### WRITTEN REQUEST
Leave out the pictures and copy everything else below exactly.

* * *

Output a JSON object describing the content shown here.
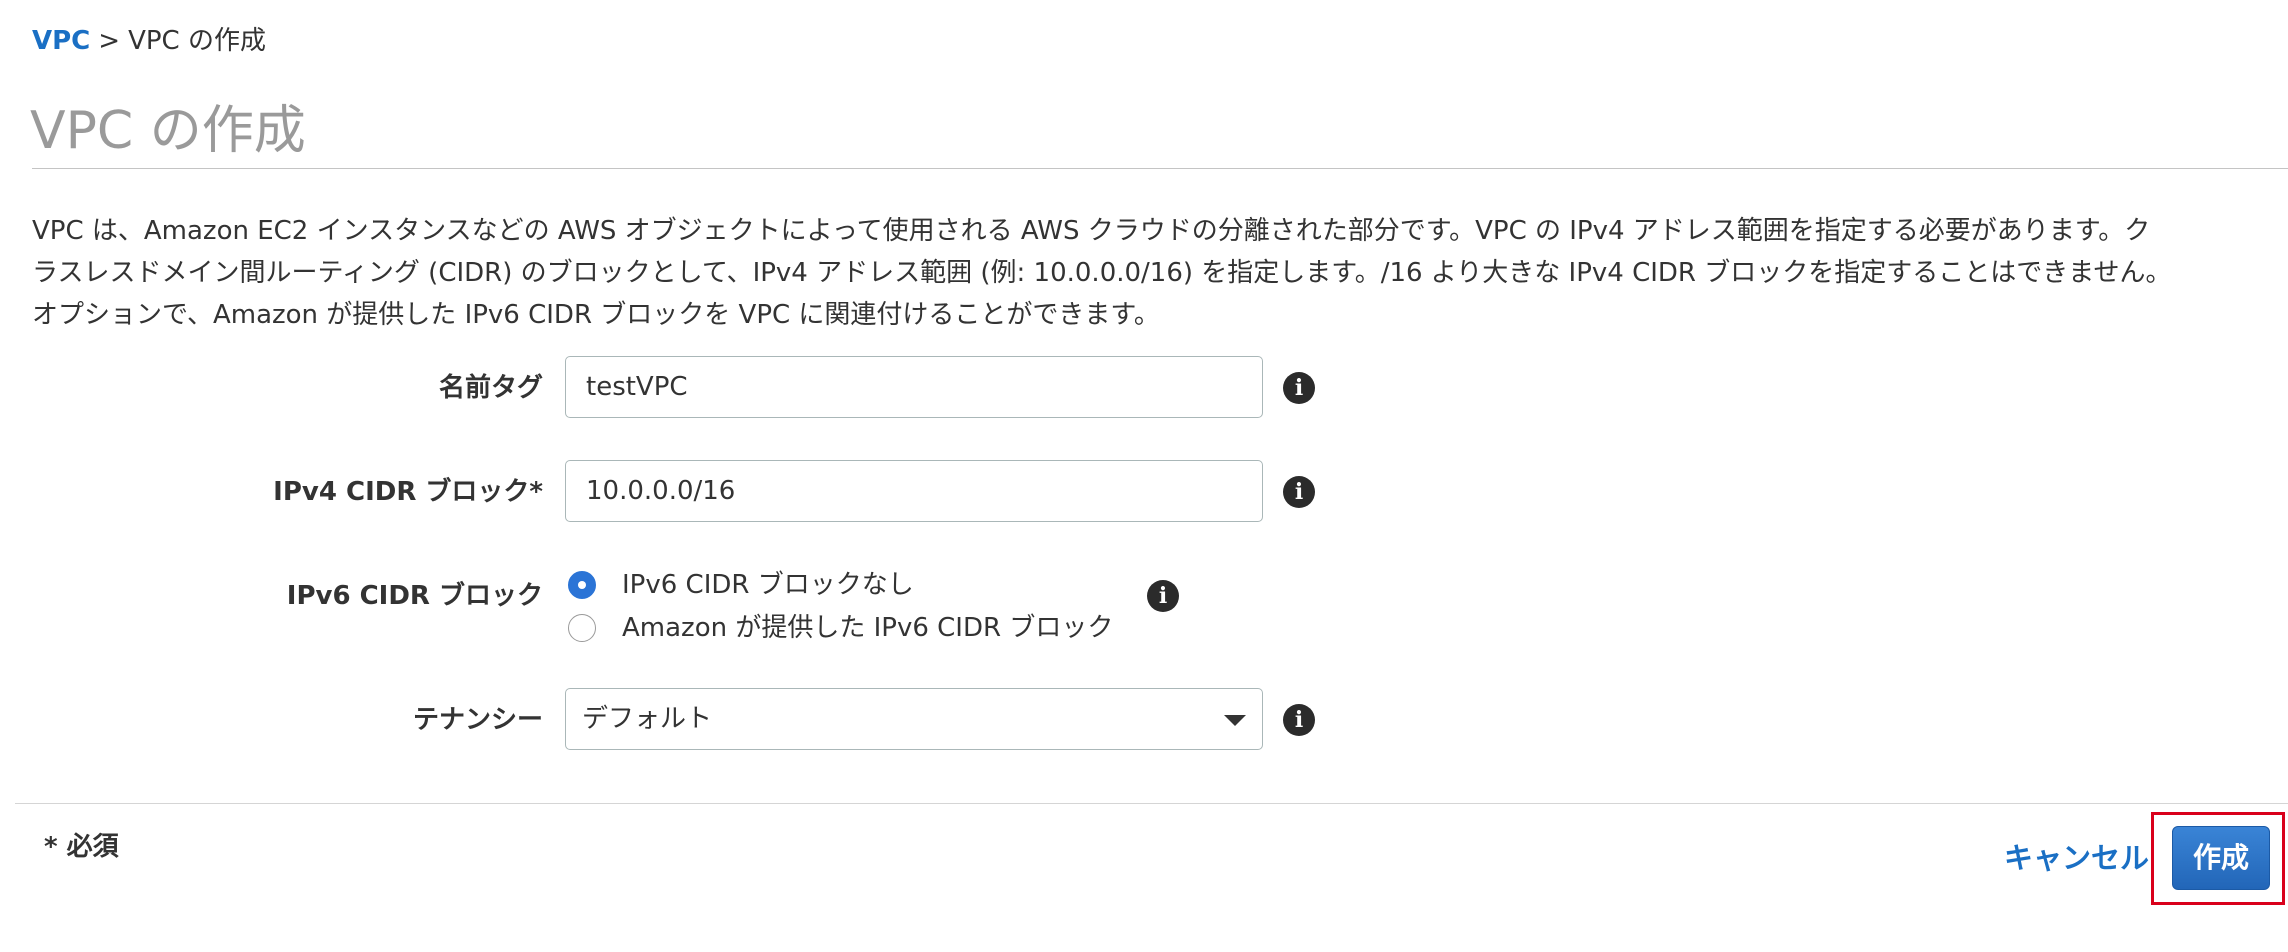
{
  "breadcrumb": {
    "root": "VPC",
    "separator": ">",
    "current": "VPC の作成"
  },
  "page_title": "VPC の作成",
  "description": {
    "lines": [
      "VPC は、Amazon EC2 インスタンスなどの AWS オブジェクトによって使用される AWS クラウドの分離された部分です。VPC の IPv4 アドレス範囲を指定する必要があります。ク",
      "ラスレスドメイン間ルーティング (CIDR) のブロックとして、IPv4 アドレス範囲 (例: 10.0.0.0/16) を指定します。/16 より大きな IPv4 CIDR ブロックを指定することはできません。",
      "オプションで、Amazon が提供した IPv6 CIDR ブロックを VPC に関連付けることができます。"
    ]
  },
  "form": {
    "name_tag": {
      "label": "名前タグ",
      "value": "testVPC"
    },
    "ipv4_cidr": {
      "label": "IPv4 CIDR ブロック*",
      "value": "10.0.0.0/16"
    },
    "ipv6_cidr": {
      "label": "IPv6 CIDR ブロック",
      "options": [
        {
          "label": "IPv6 CIDR ブロックなし",
          "selected": true
        },
        {
          "label": "Amazon が提供した IPv6 CIDR ブロック",
          "selected": false
        }
      ]
    },
    "tenancy": {
      "label": "テナンシー",
      "selected": "デフォルト"
    }
  },
  "footer": {
    "required_note": "* 必須",
    "cancel_label": "キャンセル",
    "create_label": "作成"
  },
  "icons": {
    "info": "info-icon",
    "dropdown": "chevron-down-icon",
    "radio_checked": "radio-checked",
    "radio_unchecked": "radio-unchecked"
  },
  "colors": {
    "link": "#1a6fc4",
    "title": "#9a9a9a",
    "button": "#2266b8",
    "radio_selected": "#2b74d6",
    "highlight": "#d9001b"
  }
}
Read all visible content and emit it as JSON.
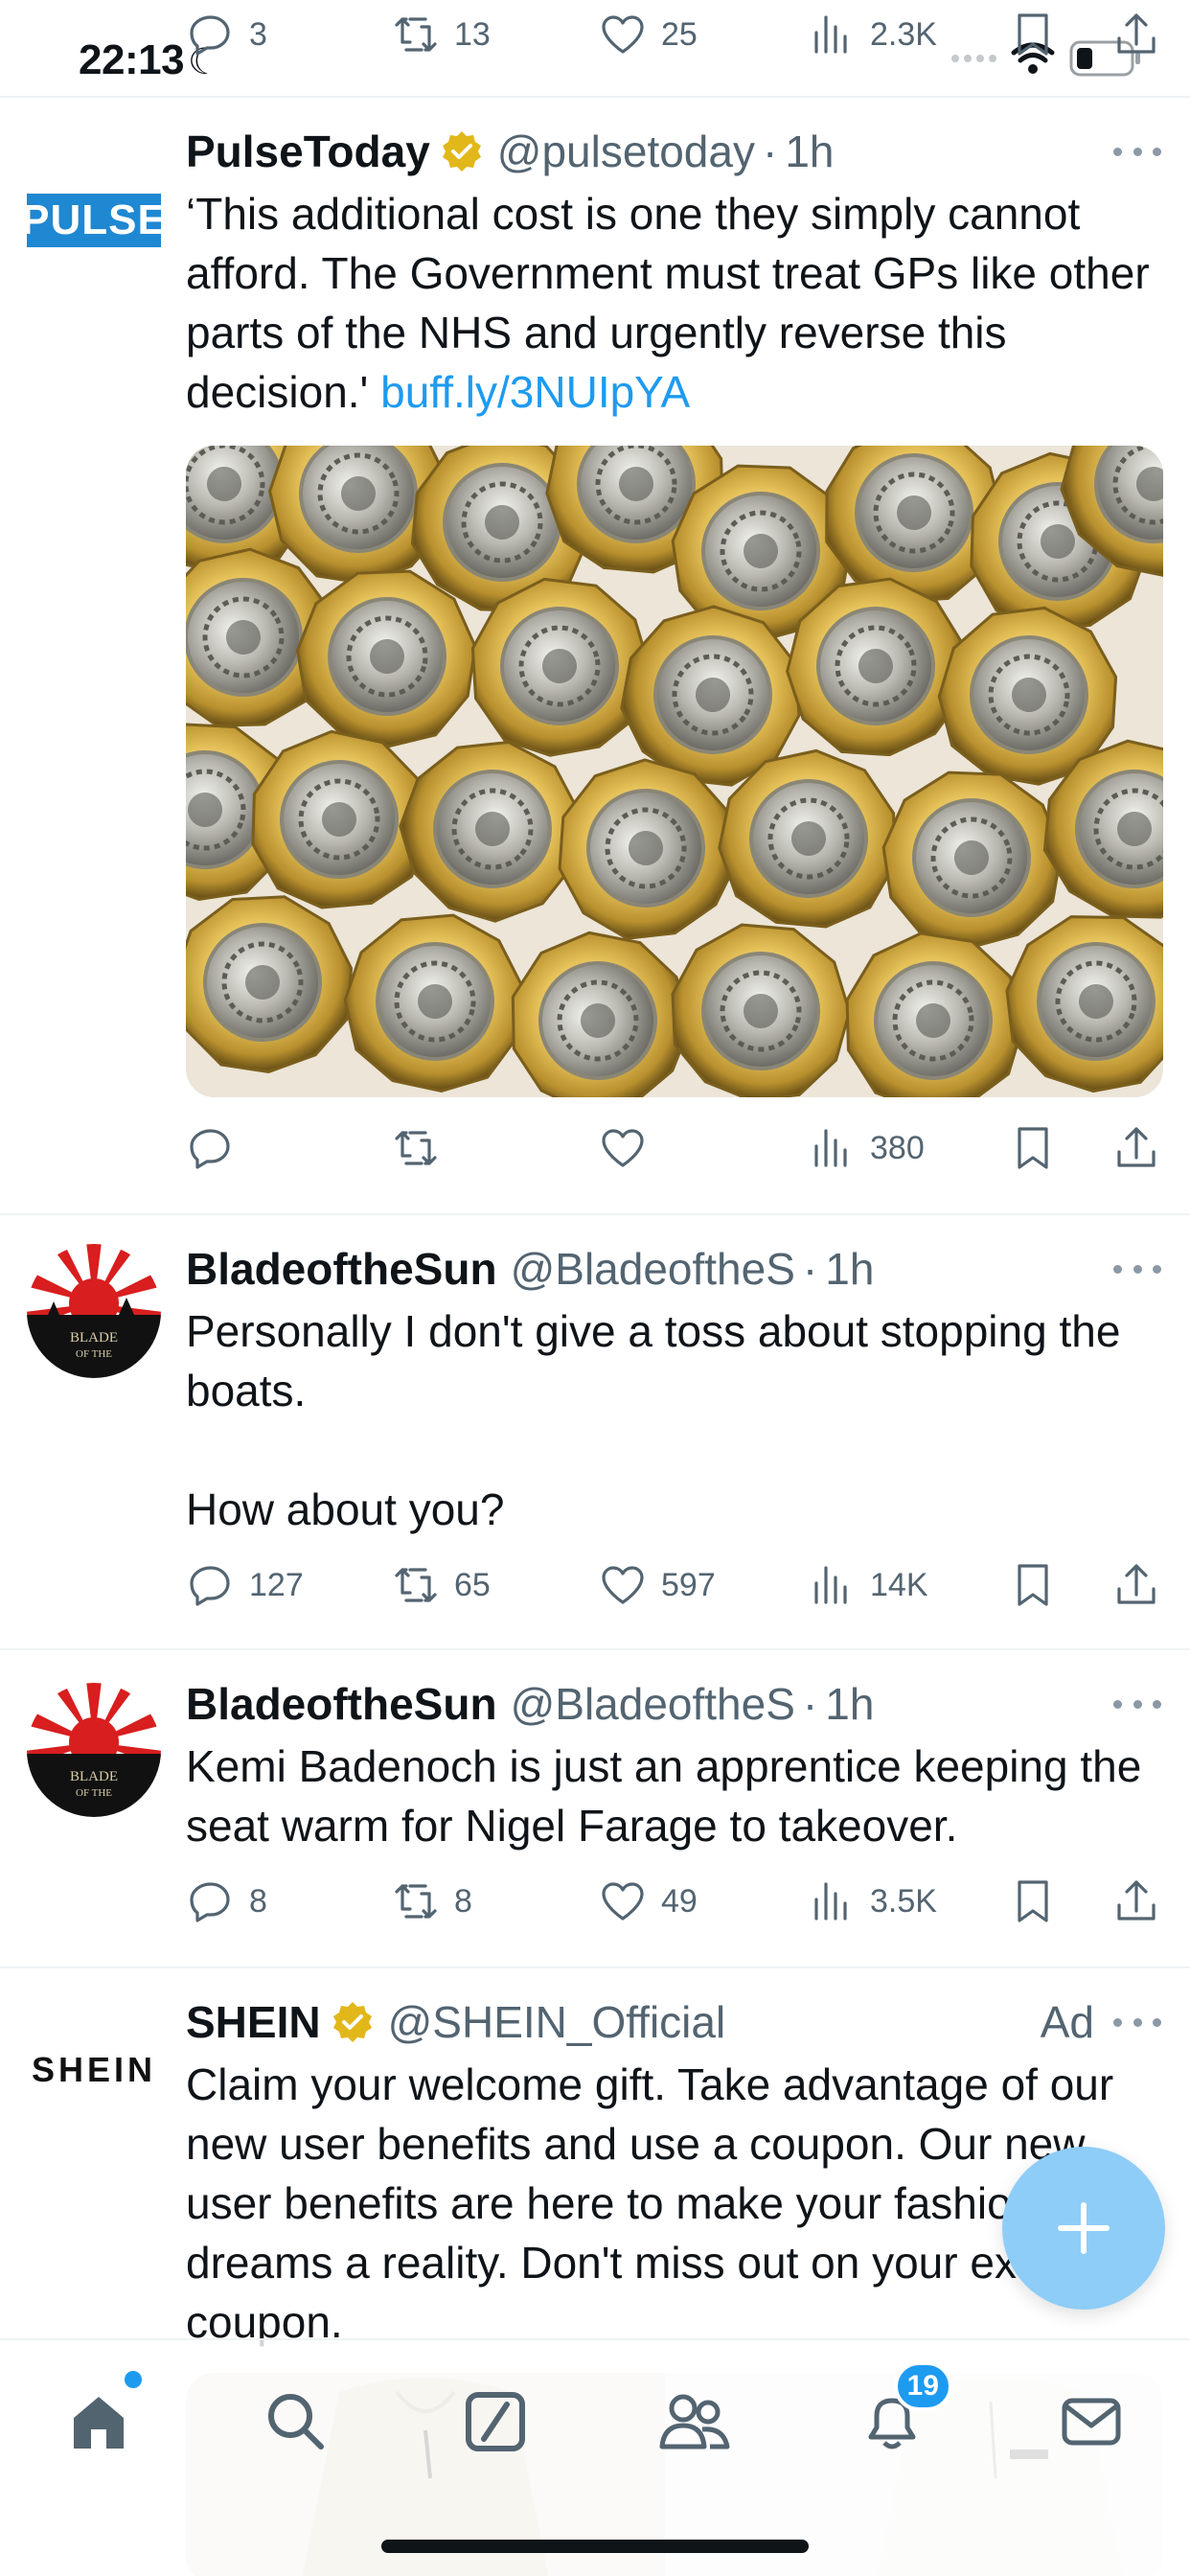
{
  "status_bar": {
    "time": "22:13"
  },
  "top_partial_actions": {
    "replies": "3",
    "reposts": "13",
    "likes": "25",
    "views": "2.3K"
  },
  "tweets": [
    {
      "name": "PulseToday",
      "handle": "@pulsetoday",
      "time": "1h",
      "avatar_text": "PULSE",
      "verified": true,
      "text": "‘This additional cost is one they simply cannot afford. The Government must treat GPs like other parts of the NHS and urgently reverse this decision.' ",
      "link": "buff.ly/3NUIpYA",
      "stats": {
        "replies": "",
        "reposts": "",
        "likes": "",
        "views": "380"
      }
    },
    {
      "name": "BladeoftheSun",
      "handle": "@BladeoftheS",
      "time": "1h",
      "avatar_text": "BLADE OF THE",
      "text_line1": "Personally I don't give a toss about stopping the boats.",
      "text_line2": "How about you?",
      "stats": {
        "replies": "127",
        "reposts": "65",
        "likes": "597",
        "views": "14K"
      }
    },
    {
      "name": "BladeoftheSun",
      "handle": "@BladeoftheS",
      "time": "1h",
      "avatar_text": "BLADE OF THE",
      "text": "Kemi Badenoch is just an apprentice keeping the seat warm for Nigel Farage to takeover.",
      "stats": {
        "replies": "8",
        "reposts": "8",
        "likes": "49",
        "views": "3.5K"
      }
    },
    {
      "name": "SHEIN",
      "handle": "@SHEIN_Official",
      "ad_label": "Ad",
      "avatar_text": "SHEIN",
      "verified": true,
      "text": "Claim your welcome gift. Take advantage of our new user benefits and use a coupon. Our new user benefits are here to make your fashion dreams a reality. Don't miss out on your exclusive coupon."
    }
  ],
  "separator": "·",
  "bottom_nav": {
    "notifications_badge": "19"
  },
  "colors": {
    "accent": "#1d9bf0",
    "verified_gold": "#e2b719",
    "text_secondary": "#536471"
  }
}
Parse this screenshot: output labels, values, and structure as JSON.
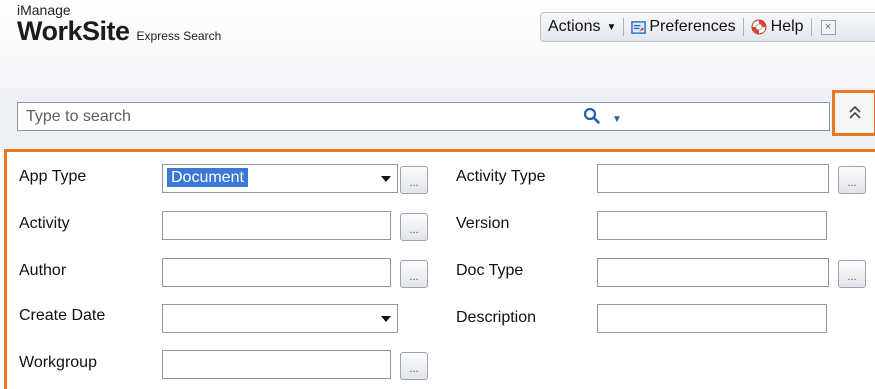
{
  "header": {
    "logo_top": "iManage",
    "logo_main": "WorkSite",
    "logo_sub": "Express Search",
    "toolbar": {
      "actions_label": "Actions",
      "preferences_label": "Preferences",
      "help_label": "Help",
      "close_label": "×"
    }
  },
  "search": {
    "placeholder": "Type to search"
  },
  "form": {
    "app_type_label": "App Type",
    "app_type_value": "Document",
    "activity_label": "Activity",
    "author_label": "Author",
    "create_date_label": "Create Date",
    "workgroup_label": "Workgroup",
    "activity_type_label": "Activity Type",
    "version_label": "Version",
    "doc_type_label": "Doc Type",
    "description_label": "Description",
    "browse_label": "..."
  },
  "colors": {
    "highlight_border": "#e87722",
    "selection": "#3b78d8",
    "search_accent": "#1f5fae"
  }
}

* * *

### TASK RESPONSE
Output a JSON object describing the content shown here.
{
  "breadcrumb": {
    "root": "VPC",
    "separator": ">",
    "current": "VPC の作成"
  },
  "page_title": "VPC の作成",
  "description": {
    "lines": [
      "VPC は、Amazon EC2 インスタンスなどの AWS オブジェクトによって使用される AWS クラウドの分離された部分です。VPC の IPv4 アドレス範囲を指定する必要があります。ク",
      "ラスレスドメイン間ルーティング (CIDR) のブロックとして、IPv4 アドレス範囲 (例: 10.0.0.0/16) を指定します。/16 より大きな IPv4 CIDR ブロックを指定することはできません。",
      "オプションで、Amazon が提供した IPv6 CIDR ブロックを VPC に関連付けることができます。"
    ]
  },
  "form": {
    "name_tag": {
      "label": "名前タグ",
      "value": "testVPC"
    },
    "ipv4_cidr": {
      "label": "IPv4 CIDR ブロック*",
      "value": "10.0.0.0/16"
    },
    "ipv6_cidr": {
      "label": "IPv6 CIDR ブロック",
      "options": [
        {
          "label": "IPv6 CIDR ブロックなし",
          "selected": true
        },
        {
          "label": "Amazon が提供した IPv6 CIDR ブロック",
          "selected": false
        }
      ]
    },
    "tenancy": {
      "label": "テナンシー",
      "selected": "デフォルト"
    }
  },
  "footer": {
    "required_note": "* 必須",
    "cancel_label": "キャンセル",
    "create_label": "作成"
  },
  "icons": {
    "info": "info-icon",
    "dropdown": "chevron-down-icon",
    "radio_checked": "radio-checked",
    "radio_unchecked": "radio-unchecked"
  },
  "colors": {
    "link": "#1a6fc4",
    "title": "#9a9a9a",
    "button": "#2266b8",
    "radio_selected": "#2b74d6",
    "highlight": "#d9001b"
  }
}
Read all visible content and emit it as JSON.
{
  "status_bar": {
    "time": "22:13"
  },
  "top_partial_actions": {
    "replies": "3",
    "reposts": "13",
    "likes": "25",
    "views": "2.3K"
  },
  "tweets": [
    {
      "name": "PulseToday",
      "handle": "@pulsetoday",
      "time": "1h",
      "avatar_text": "PULSE",
      "verified": true,
      "text": "‘This additional cost is one they simply cannot afford. The Government must treat GPs like other parts of the NHS and urgently reverse this decision.' ",
      "link": "buff.ly/3NUIpYA",
      "stats": {
        "replies": "",
        "reposts": "",
        "likes": "",
        "views": "380"
      }
    },
    {
      "name": "BladeoftheSun",
      "handle": "@BladeoftheS",
      "time": "1h",
      "avatar_text": "BLADE OF THE",
      "text_line1": "Personally I don't give a toss about stopping the boats.",
      "text_line2": "How about you?",
      "stats": {
        "replies": "127",
        "reposts": "65",
        "likes": "597",
        "views": "14K"
      }
    },
    {
      "name": "BladeoftheSun",
      "handle": "@BladeoftheS",
      "time": "1h",
      "avatar_text": "BLADE OF THE",
      "text": "Kemi Badenoch is just an apprentice keeping the seat warm for Nigel Farage to takeover.",
      "stats": {
        "replies": "8",
        "reposts": "8",
        "likes": "49",
        "views": "3.5K"
      }
    },
    {
      "name": "SHEIN",
      "handle": "@SHEIN_Official",
      "ad_label": "Ad",
      "avatar_text": "SHEIN",
      "verified": true,
      "text": "Claim your welcome gift. Take advantage of our new user benefits and use a coupon. Our new user benefits are here to make your fashion dreams a reality. Don't miss out on your exclusive coupon."
    }
  ],
  "separator": "·",
  "bottom_nav": {
    "notifications_badge": "19"
  },
  "colors": {
    "accent": "#1d9bf0",
    "verified_gold": "#e2b719",
    "text_secondary": "#536471"
  }
}
Parse this screenshot: output labels, values, and structure as JSON.
{
  "header": {
    "logo_top": "iManage",
    "logo_main": "WorkSite",
    "logo_sub": "Express Search",
    "toolbar": {
      "actions_label": "Actions",
      "preferences_label": "Preferences",
      "help_label": "Help",
      "close_label": "×"
    }
  },
  "search": {
    "placeholder": "Type to search"
  },
  "form": {
    "app_type_label": "App Type",
    "app_type_value": "Document",
    "activity_label": "Activity",
    "author_label": "Author",
    "create_date_label": "Create Date",
    "workgroup_label": "Workgroup",
    "activity_type_label": "Activity Type",
    "version_label": "Version",
    "doc_type_label": "Doc Type",
    "description_label": "Description",
    "browse_label": "..."
  },
  "colors": {
    "highlight_border": "#e87722",
    "selection": "#3b78d8",
    "search_accent": "#1f5fae"
  }
}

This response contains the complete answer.